▶ **Stated exercise**
Reproduce the records below exactly as they appear.

* START Material *

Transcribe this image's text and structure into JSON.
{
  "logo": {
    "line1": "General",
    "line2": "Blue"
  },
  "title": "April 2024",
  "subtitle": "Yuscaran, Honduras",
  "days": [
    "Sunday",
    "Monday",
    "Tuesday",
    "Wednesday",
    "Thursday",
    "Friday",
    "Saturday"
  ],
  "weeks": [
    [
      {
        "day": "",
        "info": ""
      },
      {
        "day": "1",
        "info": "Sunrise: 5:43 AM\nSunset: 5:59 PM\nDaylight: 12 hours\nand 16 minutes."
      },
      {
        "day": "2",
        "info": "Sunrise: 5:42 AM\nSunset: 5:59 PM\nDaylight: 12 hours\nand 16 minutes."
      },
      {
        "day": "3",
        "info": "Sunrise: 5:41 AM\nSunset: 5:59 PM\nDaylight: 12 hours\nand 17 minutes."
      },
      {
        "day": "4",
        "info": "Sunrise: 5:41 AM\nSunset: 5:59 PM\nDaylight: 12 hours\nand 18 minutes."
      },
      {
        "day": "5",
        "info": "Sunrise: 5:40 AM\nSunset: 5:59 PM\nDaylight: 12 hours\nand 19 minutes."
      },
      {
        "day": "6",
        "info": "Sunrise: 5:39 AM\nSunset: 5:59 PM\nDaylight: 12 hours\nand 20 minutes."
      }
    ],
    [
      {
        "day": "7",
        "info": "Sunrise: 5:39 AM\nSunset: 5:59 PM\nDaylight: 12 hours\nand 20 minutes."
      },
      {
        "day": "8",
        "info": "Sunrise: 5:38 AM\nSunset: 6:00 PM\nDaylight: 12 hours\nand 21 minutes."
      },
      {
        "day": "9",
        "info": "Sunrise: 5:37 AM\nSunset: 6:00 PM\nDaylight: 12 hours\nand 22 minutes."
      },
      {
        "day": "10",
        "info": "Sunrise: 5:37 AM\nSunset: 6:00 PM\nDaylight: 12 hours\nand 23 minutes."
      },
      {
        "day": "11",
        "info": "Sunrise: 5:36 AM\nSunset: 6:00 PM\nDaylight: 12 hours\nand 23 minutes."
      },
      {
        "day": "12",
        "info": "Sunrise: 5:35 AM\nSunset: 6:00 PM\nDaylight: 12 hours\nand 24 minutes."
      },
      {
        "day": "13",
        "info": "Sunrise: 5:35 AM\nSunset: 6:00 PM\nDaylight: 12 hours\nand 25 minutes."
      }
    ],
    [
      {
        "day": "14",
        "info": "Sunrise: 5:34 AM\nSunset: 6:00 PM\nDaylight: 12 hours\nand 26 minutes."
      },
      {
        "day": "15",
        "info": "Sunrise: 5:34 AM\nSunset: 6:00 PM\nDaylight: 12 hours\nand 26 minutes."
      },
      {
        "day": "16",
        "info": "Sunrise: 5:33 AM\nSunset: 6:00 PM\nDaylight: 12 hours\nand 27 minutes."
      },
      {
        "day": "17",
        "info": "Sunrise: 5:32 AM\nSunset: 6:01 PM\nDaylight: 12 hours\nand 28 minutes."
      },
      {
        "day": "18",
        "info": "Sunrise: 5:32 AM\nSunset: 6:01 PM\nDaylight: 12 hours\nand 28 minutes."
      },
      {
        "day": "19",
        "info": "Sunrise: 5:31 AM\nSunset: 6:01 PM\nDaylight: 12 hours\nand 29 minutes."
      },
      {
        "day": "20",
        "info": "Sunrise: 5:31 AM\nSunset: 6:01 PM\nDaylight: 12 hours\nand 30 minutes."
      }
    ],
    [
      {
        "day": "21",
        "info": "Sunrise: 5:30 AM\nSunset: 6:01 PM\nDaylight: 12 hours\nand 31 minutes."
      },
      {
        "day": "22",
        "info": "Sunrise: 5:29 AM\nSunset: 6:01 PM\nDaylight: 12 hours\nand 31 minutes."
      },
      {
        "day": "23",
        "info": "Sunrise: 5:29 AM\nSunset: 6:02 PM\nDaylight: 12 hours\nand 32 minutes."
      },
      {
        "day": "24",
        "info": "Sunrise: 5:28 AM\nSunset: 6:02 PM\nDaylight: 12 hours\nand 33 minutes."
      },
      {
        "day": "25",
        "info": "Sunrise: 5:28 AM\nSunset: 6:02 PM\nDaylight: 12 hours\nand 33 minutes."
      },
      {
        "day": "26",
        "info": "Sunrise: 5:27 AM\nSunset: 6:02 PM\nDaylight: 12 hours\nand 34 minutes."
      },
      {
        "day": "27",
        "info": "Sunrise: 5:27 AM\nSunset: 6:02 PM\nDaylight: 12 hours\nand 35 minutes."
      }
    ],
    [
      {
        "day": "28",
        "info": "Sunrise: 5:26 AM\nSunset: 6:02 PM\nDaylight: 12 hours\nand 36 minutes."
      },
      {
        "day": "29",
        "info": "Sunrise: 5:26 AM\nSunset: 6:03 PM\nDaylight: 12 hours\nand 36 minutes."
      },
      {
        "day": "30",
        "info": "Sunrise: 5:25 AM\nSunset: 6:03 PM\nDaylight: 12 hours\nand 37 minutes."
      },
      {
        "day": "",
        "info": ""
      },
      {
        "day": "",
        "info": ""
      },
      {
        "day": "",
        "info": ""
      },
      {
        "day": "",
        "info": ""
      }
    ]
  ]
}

* END Material *

▶ **Answer below**
Transcribe this image's text and structure into JSON.
{
  "logo": {
    "line1": "General",
    "line2": "Blue"
  },
  "title": "April 2024",
  "subtitle": "Yuscaran, Honduras",
  "days": [
    "Sunday",
    "Monday",
    "Tuesday",
    "Wednesday",
    "Thursday",
    "Friday",
    "Saturday"
  ],
  "weeks": [
    [
      {
        "day": "",
        "info": ""
      },
      {
        "day": "1",
        "info": "Sunrise: 5:43 AM\nSunset: 5:59 PM\nDaylight: 12 hours\nand 16 minutes."
      },
      {
        "day": "2",
        "info": "Sunrise: 5:42 AM\nSunset: 5:59 PM\nDaylight: 12 hours\nand 16 minutes."
      },
      {
        "day": "3",
        "info": "Sunrise: 5:41 AM\nSunset: 5:59 PM\nDaylight: 12 hours\nand 17 minutes."
      },
      {
        "day": "4",
        "info": "Sunrise: 5:41 AM\nSunset: 5:59 PM\nDaylight: 12 hours\nand 18 minutes."
      },
      {
        "day": "5",
        "info": "Sunrise: 5:40 AM\nSunset: 5:59 PM\nDaylight: 12 hours\nand 19 minutes."
      },
      {
        "day": "6",
        "info": "Sunrise: 5:39 AM\nSunset: 5:59 PM\nDaylight: 12 hours\nand 20 minutes."
      }
    ],
    [
      {
        "day": "7",
        "info": "Sunrise: 5:39 AM\nSunset: 5:59 PM\nDaylight: 12 hours\nand 20 minutes."
      },
      {
        "day": "8",
        "info": "Sunrise: 5:38 AM\nSunset: 6:00 PM\nDaylight: 12 hours\nand 21 minutes."
      },
      {
        "day": "9",
        "info": "Sunrise: 5:37 AM\nSunset: 6:00 PM\nDaylight: 12 hours\nand 22 minutes."
      },
      {
        "day": "10",
        "info": "Sunrise: 5:37 AM\nSunset: 6:00 PM\nDaylight: 12 hours\nand 23 minutes."
      },
      {
        "day": "11",
        "info": "Sunrise: 5:36 AM\nSunset: 6:00 PM\nDaylight: 12 hours\nand 23 minutes."
      },
      {
        "day": "12",
        "info": "Sunrise: 5:35 AM\nSunset: 6:00 PM\nDaylight: 12 hours\nand 24 minutes."
      },
      {
        "day": "13",
        "info": "Sunrise: 5:35 AM\nSunset: 6:00 PM\nDaylight: 12 hours\nand 25 minutes."
      }
    ],
    [
      {
        "day": "14",
        "info": "Sunrise: 5:34 AM\nSunset: 6:00 PM\nDaylight: 12 hours\nand 26 minutes."
      },
      {
        "day": "15",
        "info": "Sunrise: 5:34 AM\nSunset: 6:00 PM\nDaylight: 12 hours\nand 26 minutes."
      },
      {
        "day": "16",
        "info": "Sunrise: 5:33 AM\nSunset: 6:00 PM\nDaylight: 12 hours\nand 27 minutes."
      },
      {
        "day": "17",
        "info": "Sunrise: 5:32 AM\nSunset: 6:01 PM\nDaylight: 12 hours\nand 28 minutes."
      },
      {
        "day": "18",
        "info": "Sunrise: 5:32 AM\nSunset: 6:01 PM\nDaylight: 12 hours\nand 28 minutes."
      },
      {
        "day": "19",
        "info": "Sunrise: 5:31 AM\nSunset: 6:01 PM\nDaylight: 12 hours\nand 29 minutes."
      },
      {
        "day": "20",
        "info": "Sunrise: 5:31 AM\nSunset: 6:01 PM\nDaylight: 12 hours\nand 30 minutes."
      }
    ],
    [
      {
        "day": "21",
        "info": "Sunrise: 5:30 AM\nSunset: 6:01 PM\nDaylight: 12 hours\nand 31 minutes."
      },
      {
        "day": "22",
        "info": "Sunrise: 5:29 AM\nSunset: 6:01 PM\nDaylight: 12 hours\nand 31 minutes."
      },
      {
        "day": "23",
        "info": "Sunrise: 5:29 AM\nSunset: 6:02 PM\nDaylight: 12 hours\nand 32 minutes."
      },
      {
        "day": "24",
        "info": "Sunrise: 5:28 AM\nSunset: 6:02 PM\nDaylight: 12 hours\nand 33 minutes."
      },
      {
        "day": "25",
        "info": "Sunrise: 5:28 AM\nSunset: 6:02 PM\nDaylight: 12 hours\nand 33 minutes."
      },
      {
        "day": "26",
        "info": "Sunrise: 5:27 AM\nSunset: 6:02 PM\nDaylight: 12 hours\nand 34 minutes."
      },
      {
        "day": "27",
        "info": "Sunrise: 5:27 AM\nSunset: 6:02 PM\nDaylight: 12 hours\nand 35 minutes."
      }
    ],
    [
      {
        "day": "28",
        "info": "Sunrise: 5:26 AM\nSunset: 6:02 PM\nDaylight: 12 hours\nand 36 minutes."
      },
      {
        "day": "29",
        "info": "Sunrise: 5:26 AM\nSunset: 6:03 PM\nDaylight: 12 hours\nand 36 minutes."
      },
      {
        "day": "30",
        "info": "Sunrise: 5:25 AM\nSunset: 6:03 PM\nDaylight: 12 hours\nand 37 minutes."
      },
      {
        "day": "",
        "info": ""
      },
      {
        "day": "",
        "info": ""
      },
      {
        "day": "",
        "info": ""
      },
      {
        "day": "",
        "info": ""
      }
    ]
  ]
}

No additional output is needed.